## Ausgewählter Text
Psychologische Hilfe nötig
Die SPD sieht ebenfalls noch viel Handlungsbedarf. Fraktions-Chef Roland Richter rief dazu auf, zu klären, was an Hilfe gebraucht wird. Stadträtin Sema Tasali-Stoll bot an, russischsprachige Medizinerkollegen zu vermitteln, die psychologische Betreuung leisten könnten. Stadtrat Matthias Holl beklagte, dass in allen Weidener Kindergärten Erzieherinnen fehlten. Sein Lösungsvorschlag: Deutschsprachige Flüchtlingsfrauen könnten zeitweise Betreuungsaufgaben übernehmen.

## Material

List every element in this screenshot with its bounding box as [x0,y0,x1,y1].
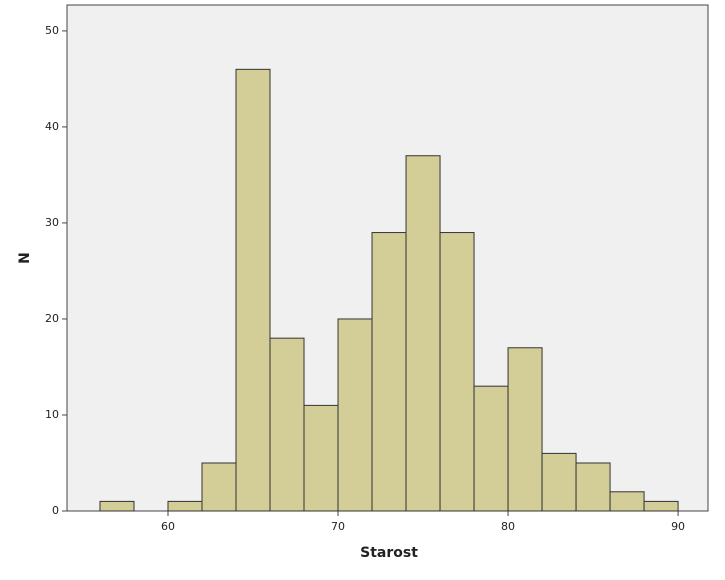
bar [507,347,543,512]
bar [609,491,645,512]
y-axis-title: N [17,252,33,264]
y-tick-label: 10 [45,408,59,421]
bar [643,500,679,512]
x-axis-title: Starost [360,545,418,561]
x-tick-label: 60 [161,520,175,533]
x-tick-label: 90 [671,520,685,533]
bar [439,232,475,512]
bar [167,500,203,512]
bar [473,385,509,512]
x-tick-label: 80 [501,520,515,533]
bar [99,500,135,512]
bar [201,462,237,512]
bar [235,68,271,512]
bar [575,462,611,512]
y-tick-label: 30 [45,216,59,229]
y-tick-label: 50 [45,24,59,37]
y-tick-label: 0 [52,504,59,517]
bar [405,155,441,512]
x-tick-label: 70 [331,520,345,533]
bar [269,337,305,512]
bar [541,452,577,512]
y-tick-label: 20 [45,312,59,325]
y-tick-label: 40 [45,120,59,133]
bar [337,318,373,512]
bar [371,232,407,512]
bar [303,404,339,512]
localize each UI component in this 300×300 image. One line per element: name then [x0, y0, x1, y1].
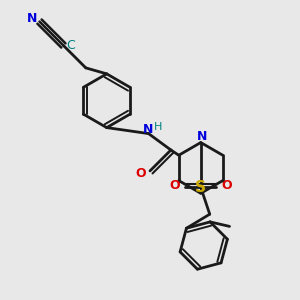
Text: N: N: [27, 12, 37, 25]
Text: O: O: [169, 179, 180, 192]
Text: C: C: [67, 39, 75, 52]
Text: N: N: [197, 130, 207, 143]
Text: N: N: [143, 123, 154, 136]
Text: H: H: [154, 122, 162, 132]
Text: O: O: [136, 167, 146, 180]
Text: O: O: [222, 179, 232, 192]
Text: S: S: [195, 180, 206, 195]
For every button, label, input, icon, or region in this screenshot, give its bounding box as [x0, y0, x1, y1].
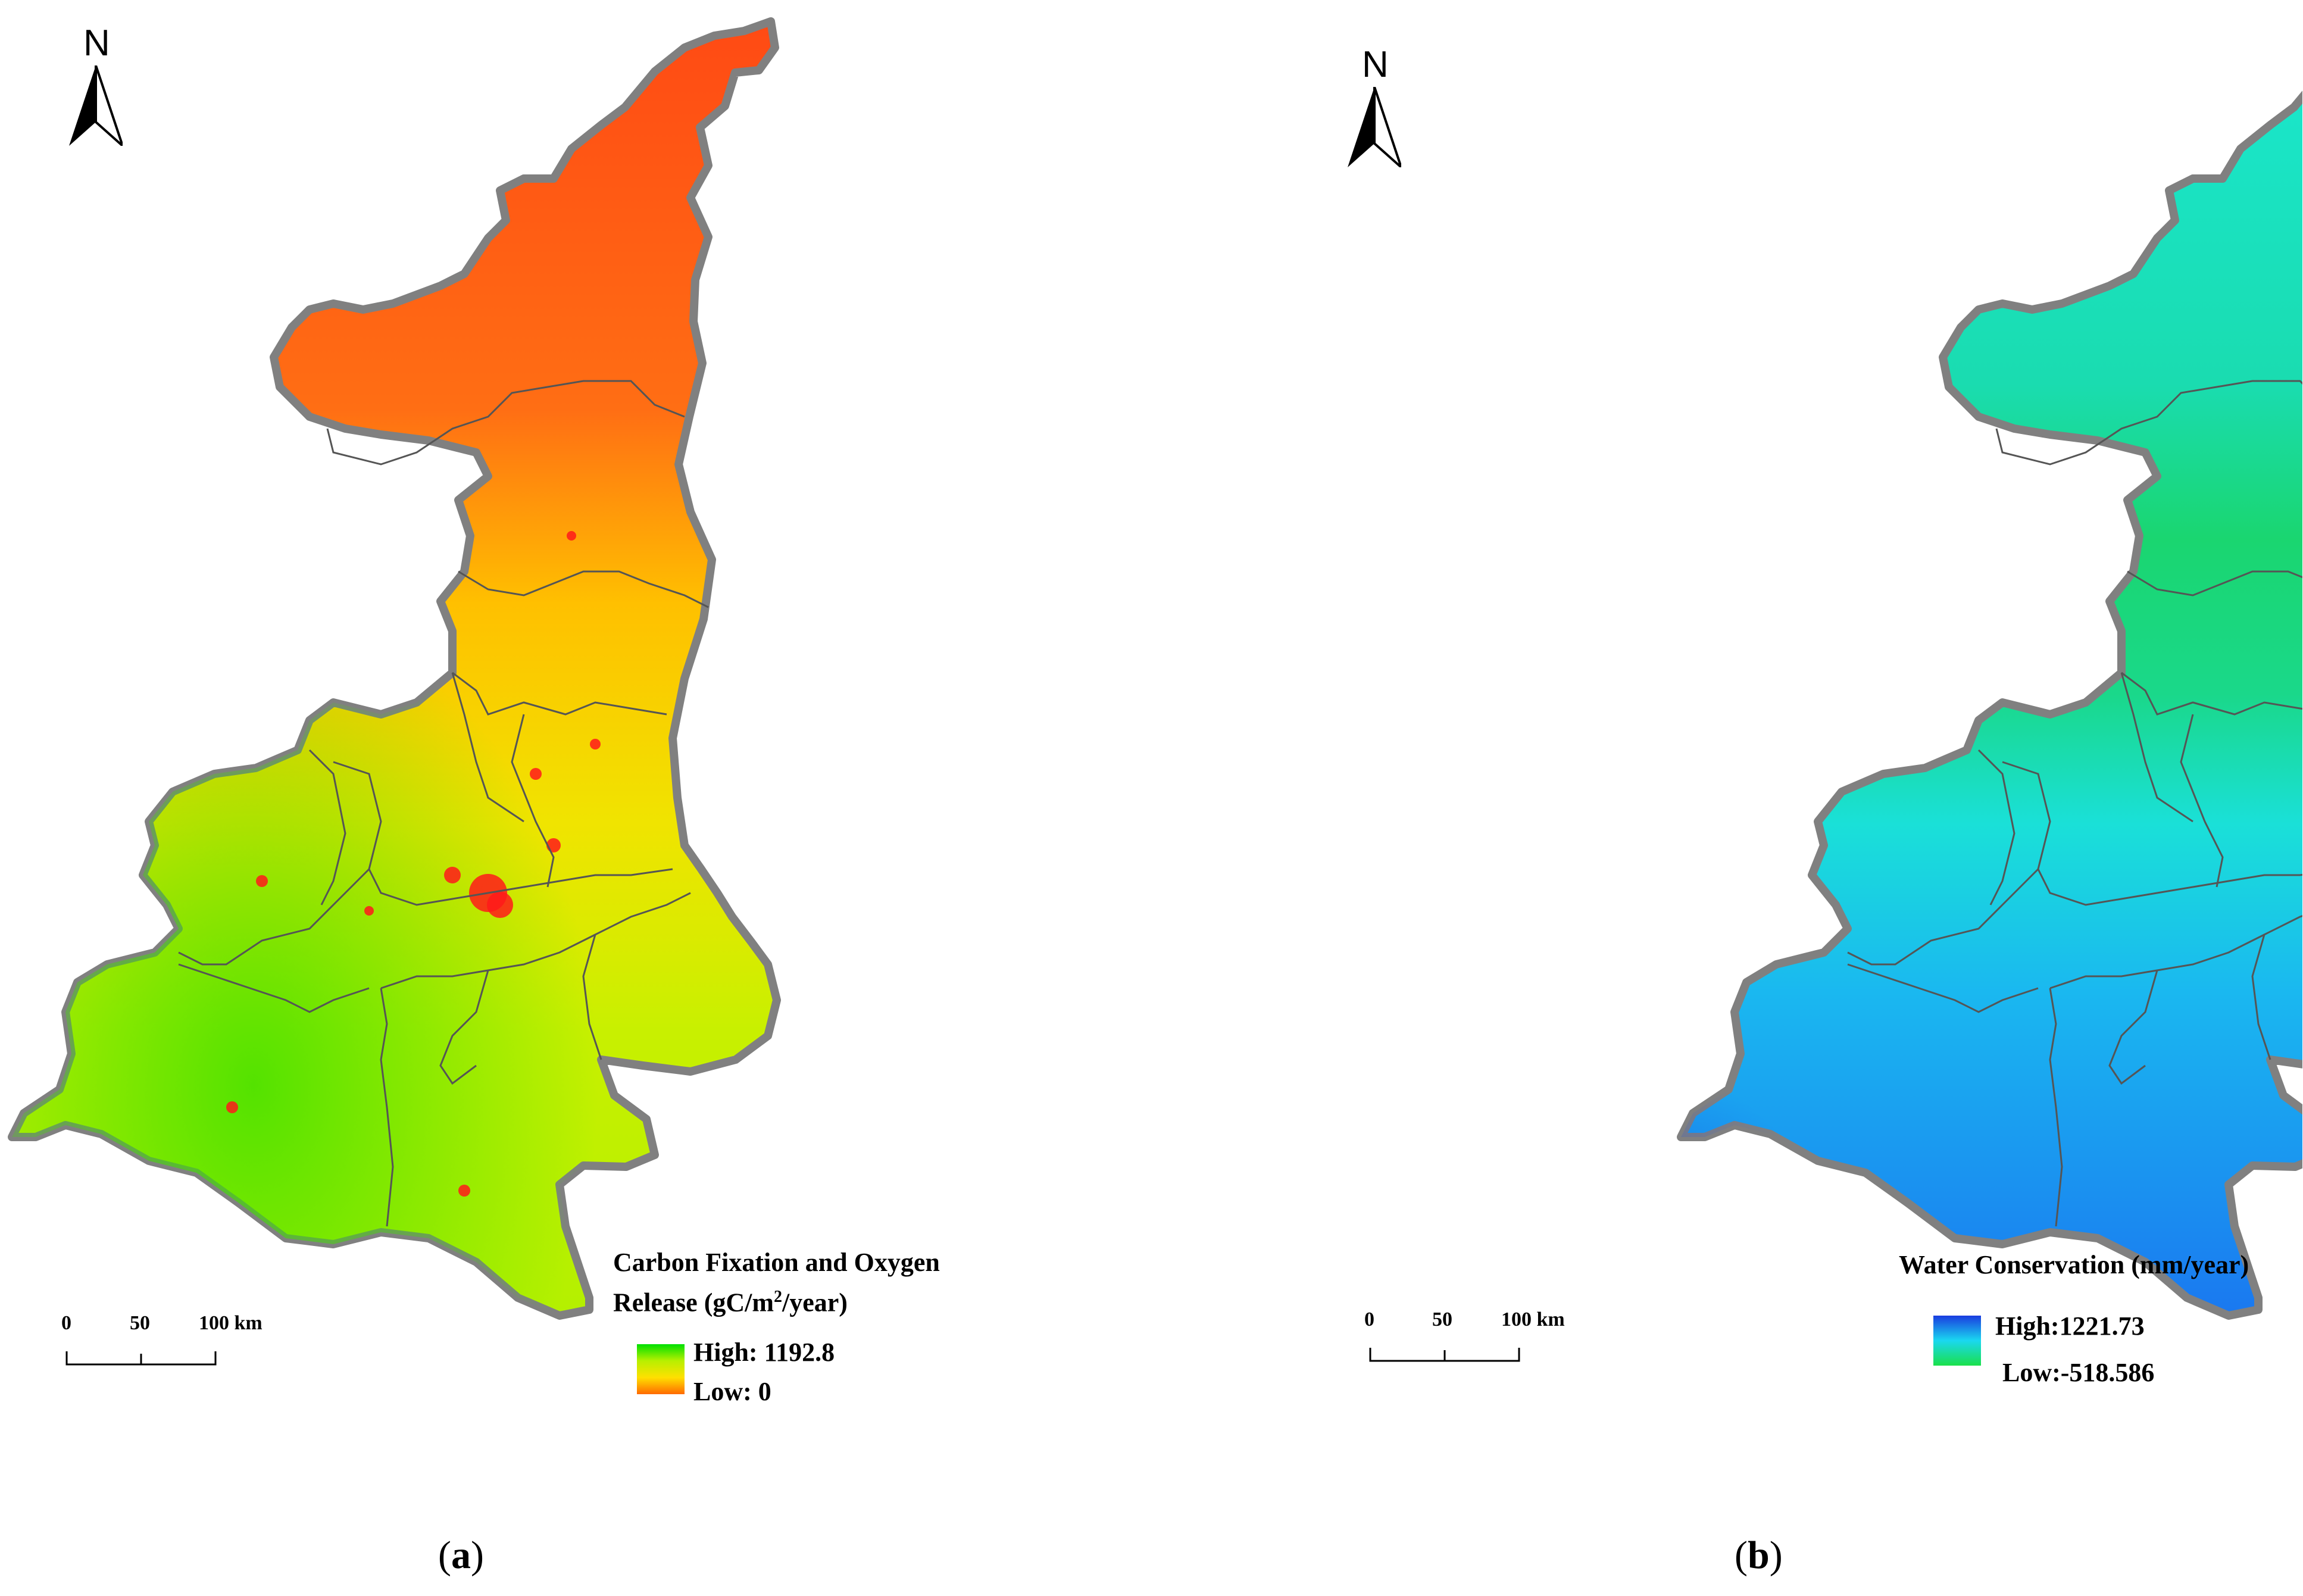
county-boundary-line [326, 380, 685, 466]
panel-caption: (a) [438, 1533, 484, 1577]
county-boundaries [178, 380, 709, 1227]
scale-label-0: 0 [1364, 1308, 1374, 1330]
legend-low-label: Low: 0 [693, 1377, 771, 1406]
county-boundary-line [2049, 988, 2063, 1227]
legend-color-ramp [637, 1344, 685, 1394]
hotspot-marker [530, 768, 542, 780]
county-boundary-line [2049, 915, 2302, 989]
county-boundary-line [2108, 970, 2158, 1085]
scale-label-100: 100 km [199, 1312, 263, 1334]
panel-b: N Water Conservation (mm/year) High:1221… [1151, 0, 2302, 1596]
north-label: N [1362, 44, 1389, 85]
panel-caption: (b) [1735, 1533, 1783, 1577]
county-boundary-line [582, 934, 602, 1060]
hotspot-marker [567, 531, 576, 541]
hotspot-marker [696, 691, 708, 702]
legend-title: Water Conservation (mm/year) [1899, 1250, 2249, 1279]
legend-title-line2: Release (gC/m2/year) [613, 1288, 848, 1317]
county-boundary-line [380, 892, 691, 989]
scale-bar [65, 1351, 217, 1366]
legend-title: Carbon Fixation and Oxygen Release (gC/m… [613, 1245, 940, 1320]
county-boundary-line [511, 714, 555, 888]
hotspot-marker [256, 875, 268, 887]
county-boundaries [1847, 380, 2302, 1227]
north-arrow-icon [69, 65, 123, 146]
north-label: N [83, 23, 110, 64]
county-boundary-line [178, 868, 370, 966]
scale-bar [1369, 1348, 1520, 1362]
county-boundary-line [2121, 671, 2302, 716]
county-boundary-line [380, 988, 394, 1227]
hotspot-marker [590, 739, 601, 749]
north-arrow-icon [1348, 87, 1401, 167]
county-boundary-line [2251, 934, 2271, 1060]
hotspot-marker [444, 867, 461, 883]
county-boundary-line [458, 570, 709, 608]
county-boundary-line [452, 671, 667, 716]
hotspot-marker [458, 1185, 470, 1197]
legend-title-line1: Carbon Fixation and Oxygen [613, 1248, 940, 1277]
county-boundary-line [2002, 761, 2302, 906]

## Aufgaben
A – Beantworten Sie anhand des Textes über den Handlungsbedarf der SPD diese Fragen:
(i) Wer ist Fraktions-Chef der SPD?
(ii) Wen bot Stadträtin Sema Tasali-Stoll an zu vermitteln?
(iii) Wer könnte nach dem Vorschlag von Stadtrat Matthias Holl zeitweise Betreuungsaufgaben übernehmen?
B – Setzen Sie den Text über den Handlungsbedarf der SPD im Anschluss an seinen letzten Satz fort.
Die Einträge sind hierfür ohne Belang.

## Ergebnisse je Aufgabe
A –
(i) Roland Richter
(ii) Russischsprachige Medizinerkollegen, die psychologische Betreuung leisten könnten
(iii) Deutschsprachige Flüchtlingsfrauen

B –
Auch Fragen zu Entschädigung und Versicherung sind ungeklärt. Zudem gelten Ukrainer, die vor dem 24. Februar ins Land gekommen sind, offiziell nicht als Kriegsflüchtlinge. Manfred Laurich appellierte, der Aufenthaltsstatus der Flüchtlinge müsse schnellstmöglich geklärt werden, die Kinder müssten in den Kindergarten gehen können und in die Schule. Das „Chaos“ bei der Flüchtlingsaufnahme, es dürfe nicht weitergehen.